#### What you are asked to do:
For the records below, say how many lines contain the string "하나님의". Give the number only.

--- BEGIN Rows ---

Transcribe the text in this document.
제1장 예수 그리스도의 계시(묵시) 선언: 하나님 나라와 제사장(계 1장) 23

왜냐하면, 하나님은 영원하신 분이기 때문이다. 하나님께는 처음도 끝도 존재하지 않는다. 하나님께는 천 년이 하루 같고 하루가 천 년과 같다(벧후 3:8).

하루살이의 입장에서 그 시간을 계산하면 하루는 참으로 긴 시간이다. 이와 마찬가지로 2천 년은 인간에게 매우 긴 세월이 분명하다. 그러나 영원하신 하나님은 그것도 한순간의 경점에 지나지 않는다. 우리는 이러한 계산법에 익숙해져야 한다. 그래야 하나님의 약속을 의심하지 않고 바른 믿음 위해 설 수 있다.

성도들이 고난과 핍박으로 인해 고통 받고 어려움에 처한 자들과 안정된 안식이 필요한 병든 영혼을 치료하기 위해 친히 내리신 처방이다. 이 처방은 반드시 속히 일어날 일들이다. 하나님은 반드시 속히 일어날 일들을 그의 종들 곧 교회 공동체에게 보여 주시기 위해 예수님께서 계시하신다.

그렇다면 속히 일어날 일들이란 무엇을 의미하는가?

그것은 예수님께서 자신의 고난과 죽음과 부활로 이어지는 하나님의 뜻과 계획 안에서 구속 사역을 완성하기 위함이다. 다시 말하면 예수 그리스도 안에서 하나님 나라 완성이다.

--- END Rows ---

#### Task result:
2